Spot each line in the records below where the word "唐律疏议" occurs, then copy it.

[Saved data entries]
++++++++++++++++++++

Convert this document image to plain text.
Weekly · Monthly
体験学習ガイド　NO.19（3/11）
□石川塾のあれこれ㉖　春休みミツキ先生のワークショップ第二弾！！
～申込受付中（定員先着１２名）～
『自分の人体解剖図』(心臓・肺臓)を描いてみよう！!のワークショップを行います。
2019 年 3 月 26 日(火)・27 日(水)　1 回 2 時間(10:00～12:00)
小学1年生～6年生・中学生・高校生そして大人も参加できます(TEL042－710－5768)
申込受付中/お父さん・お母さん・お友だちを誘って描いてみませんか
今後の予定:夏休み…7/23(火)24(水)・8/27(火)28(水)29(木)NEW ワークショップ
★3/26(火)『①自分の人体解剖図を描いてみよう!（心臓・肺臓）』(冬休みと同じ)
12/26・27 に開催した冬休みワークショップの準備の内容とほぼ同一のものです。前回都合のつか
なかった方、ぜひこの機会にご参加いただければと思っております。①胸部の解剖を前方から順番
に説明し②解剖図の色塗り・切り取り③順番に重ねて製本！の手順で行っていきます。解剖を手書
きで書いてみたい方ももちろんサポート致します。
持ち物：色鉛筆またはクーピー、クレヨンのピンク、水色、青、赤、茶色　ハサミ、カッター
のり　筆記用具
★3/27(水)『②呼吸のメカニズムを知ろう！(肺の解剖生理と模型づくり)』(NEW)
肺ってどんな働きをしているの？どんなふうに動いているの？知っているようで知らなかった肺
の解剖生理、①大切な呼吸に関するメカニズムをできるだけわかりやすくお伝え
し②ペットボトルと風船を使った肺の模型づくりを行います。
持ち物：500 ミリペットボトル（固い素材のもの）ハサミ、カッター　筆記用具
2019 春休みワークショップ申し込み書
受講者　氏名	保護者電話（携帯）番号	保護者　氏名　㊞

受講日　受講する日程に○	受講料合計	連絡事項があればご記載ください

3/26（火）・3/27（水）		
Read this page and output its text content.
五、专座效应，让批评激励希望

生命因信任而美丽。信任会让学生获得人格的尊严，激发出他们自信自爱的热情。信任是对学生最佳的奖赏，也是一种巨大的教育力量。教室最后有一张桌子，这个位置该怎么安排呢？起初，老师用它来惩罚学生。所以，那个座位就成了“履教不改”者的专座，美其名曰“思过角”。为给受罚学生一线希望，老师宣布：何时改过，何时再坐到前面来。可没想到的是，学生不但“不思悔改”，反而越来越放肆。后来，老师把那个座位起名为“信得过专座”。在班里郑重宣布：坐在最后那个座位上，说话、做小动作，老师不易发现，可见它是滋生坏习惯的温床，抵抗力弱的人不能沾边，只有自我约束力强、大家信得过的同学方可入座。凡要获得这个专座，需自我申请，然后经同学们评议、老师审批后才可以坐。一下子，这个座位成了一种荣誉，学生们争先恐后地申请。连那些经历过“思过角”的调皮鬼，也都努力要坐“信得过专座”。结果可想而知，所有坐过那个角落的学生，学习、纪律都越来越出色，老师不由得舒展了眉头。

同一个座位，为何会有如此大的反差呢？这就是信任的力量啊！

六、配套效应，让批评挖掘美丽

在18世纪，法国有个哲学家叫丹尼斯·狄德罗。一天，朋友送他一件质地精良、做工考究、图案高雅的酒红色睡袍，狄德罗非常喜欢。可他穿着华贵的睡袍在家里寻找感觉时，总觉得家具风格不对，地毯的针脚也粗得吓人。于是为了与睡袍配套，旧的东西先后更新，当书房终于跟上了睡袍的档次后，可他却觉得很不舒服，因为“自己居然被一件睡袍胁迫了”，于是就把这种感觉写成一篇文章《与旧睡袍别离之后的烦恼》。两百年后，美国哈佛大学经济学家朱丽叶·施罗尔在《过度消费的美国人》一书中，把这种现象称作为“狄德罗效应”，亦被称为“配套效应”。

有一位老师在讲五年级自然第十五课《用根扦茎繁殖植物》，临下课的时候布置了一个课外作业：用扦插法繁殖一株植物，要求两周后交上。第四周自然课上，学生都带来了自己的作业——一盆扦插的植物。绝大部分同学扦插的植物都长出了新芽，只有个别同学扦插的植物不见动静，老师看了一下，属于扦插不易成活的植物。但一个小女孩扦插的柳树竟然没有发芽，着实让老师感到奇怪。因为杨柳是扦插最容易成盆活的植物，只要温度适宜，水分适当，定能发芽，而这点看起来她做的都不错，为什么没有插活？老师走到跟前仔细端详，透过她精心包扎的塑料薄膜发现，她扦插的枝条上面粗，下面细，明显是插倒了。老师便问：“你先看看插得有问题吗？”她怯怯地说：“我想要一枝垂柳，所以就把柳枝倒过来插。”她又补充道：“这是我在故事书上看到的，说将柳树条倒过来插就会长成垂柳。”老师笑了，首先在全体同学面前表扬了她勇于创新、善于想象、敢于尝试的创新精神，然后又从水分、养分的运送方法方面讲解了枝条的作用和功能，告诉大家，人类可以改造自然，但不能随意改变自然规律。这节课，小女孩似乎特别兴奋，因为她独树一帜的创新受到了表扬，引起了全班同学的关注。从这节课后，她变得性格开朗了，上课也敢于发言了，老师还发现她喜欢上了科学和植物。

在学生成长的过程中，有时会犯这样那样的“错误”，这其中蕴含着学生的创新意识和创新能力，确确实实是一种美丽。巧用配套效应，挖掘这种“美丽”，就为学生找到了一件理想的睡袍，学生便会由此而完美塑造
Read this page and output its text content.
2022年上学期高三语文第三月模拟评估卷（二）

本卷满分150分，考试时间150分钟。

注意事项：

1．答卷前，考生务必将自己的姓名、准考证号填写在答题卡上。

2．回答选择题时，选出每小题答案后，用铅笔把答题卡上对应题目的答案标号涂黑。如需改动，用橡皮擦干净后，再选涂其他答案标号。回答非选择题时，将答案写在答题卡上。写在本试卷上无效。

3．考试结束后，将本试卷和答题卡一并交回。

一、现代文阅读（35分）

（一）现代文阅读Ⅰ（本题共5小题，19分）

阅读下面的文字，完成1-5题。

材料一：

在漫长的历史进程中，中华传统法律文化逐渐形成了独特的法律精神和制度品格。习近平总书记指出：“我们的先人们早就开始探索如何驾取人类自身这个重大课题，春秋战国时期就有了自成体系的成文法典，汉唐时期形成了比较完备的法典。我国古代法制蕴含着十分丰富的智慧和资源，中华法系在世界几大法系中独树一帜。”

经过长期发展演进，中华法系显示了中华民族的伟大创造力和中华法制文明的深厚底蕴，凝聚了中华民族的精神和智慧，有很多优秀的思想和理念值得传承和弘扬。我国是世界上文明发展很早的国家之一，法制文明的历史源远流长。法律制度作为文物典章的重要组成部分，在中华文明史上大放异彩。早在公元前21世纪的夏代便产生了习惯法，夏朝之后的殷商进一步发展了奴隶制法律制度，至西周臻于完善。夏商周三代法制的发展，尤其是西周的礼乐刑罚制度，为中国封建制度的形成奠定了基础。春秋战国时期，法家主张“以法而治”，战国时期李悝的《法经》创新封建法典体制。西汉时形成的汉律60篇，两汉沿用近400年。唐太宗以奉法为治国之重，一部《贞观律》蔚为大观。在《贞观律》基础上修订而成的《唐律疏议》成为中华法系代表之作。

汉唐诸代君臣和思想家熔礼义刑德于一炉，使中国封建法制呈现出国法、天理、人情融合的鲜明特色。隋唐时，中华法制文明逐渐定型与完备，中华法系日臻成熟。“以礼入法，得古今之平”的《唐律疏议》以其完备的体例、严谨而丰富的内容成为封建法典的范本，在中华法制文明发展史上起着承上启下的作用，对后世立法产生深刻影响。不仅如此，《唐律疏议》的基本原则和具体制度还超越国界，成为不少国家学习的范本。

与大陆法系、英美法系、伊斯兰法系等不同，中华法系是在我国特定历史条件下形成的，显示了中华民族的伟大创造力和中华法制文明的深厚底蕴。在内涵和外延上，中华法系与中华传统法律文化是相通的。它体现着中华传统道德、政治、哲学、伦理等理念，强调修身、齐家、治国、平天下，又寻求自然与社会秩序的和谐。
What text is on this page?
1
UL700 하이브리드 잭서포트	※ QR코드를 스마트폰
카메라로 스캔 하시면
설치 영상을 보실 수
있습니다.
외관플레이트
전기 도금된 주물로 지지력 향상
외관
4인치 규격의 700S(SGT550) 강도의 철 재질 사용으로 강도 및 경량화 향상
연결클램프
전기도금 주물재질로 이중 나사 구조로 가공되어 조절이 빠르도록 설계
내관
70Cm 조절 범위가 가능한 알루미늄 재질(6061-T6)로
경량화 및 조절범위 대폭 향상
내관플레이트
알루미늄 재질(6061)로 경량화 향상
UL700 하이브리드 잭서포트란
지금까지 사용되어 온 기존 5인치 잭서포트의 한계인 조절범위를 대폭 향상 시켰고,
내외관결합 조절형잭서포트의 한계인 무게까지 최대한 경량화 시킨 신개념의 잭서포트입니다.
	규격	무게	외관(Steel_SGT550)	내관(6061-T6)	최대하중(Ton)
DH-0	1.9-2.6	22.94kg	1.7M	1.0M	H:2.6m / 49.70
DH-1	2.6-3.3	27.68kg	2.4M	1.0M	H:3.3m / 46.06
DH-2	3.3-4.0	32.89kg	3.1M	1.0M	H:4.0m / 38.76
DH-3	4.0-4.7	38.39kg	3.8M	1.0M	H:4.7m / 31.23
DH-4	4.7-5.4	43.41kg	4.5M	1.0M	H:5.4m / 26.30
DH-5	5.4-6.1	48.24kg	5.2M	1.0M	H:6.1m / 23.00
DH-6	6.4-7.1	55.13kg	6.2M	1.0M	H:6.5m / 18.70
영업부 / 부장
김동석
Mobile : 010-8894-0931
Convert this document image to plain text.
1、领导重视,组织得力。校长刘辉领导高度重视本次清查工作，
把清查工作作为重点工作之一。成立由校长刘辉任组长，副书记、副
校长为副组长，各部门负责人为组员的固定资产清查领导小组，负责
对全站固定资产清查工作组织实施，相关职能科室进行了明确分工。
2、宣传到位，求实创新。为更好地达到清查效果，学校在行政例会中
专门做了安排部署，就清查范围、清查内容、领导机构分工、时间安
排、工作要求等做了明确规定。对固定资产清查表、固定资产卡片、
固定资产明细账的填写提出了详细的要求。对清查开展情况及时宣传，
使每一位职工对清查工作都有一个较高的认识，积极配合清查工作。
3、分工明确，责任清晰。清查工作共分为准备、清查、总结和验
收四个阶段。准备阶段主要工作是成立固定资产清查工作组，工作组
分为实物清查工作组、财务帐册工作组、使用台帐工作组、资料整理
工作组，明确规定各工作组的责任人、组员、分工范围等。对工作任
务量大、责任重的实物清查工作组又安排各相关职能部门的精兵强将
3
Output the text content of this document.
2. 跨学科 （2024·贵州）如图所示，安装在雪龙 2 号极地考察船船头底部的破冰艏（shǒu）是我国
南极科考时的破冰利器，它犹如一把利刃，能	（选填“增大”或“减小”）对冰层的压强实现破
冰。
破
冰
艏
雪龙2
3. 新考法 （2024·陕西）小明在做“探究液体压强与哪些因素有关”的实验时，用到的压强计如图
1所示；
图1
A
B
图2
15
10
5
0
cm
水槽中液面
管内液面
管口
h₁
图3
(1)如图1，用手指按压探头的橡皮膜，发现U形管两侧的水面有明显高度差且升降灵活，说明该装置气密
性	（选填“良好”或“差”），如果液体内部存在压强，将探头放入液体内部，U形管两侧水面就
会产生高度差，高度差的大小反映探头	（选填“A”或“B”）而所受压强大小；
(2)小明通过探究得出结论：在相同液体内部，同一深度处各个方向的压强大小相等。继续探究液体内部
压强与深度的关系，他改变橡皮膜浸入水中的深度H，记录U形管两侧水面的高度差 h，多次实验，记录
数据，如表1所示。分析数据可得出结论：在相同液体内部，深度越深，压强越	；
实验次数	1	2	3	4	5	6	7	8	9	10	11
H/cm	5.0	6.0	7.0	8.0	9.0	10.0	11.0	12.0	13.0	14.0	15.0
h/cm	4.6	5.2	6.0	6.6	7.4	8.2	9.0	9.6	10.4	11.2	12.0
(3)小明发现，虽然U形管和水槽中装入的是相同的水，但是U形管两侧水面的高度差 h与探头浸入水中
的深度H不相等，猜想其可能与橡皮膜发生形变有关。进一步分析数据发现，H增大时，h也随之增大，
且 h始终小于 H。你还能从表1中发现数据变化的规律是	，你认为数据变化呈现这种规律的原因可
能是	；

++++++++++++++++++++

▶ [Response to the task]
经过长期发展演进，中华法系显示了中华民族的伟大创造力和中华法制文明的深厚底蕴，凝聚了中华民族的精神和智慧，有很多优秀的思想和理念值得传承和弘扬。我国是世界上文明发展很早的国家之一，法制文明的历史源远流长。法律制度作为文物典章的重要组成部分，在中华文明史上大放异彩。早在公元前21世纪的夏代便产生了习惯法，夏朝之后的殷商进一步发展了奴隶制法律制度，至西周臻于完善。夏商周三代法制的发展，尤其是西周的礼乐刑罚制度，为中国封建制度的形成奠定了基础。春秋战国时期，法家主张“以法而治”，战国时期李悝的《法经》创新封建法典体制。西汉时形成的汉律60篇，两汉沿用近400年。唐太宗以奉法为治国之重，一部《贞观律》蔚为大观。在《贞观律》基础上修订而成的《唐律疏议》成为中华法系代表之作。
汉唐诸代君臣和思想家熔礼义刑德于一炉，使中国封建法制呈现出国法、天理、人情融合的鲜明特色。隋唐时，中华法制文明逐渐定型与完备，中华法系日臻成熟。“以礼入法，得古今之平”的《唐律疏议》以其完备的体例、严谨而丰富的内容成为封建法典的范本，在中华法制文明发展史上起着承上启下的作用，对后世立法产生深刻影响。不仅如此，《唐律疏议》的基本原则和具体制度还超越国界，成为不少国家学习的范本。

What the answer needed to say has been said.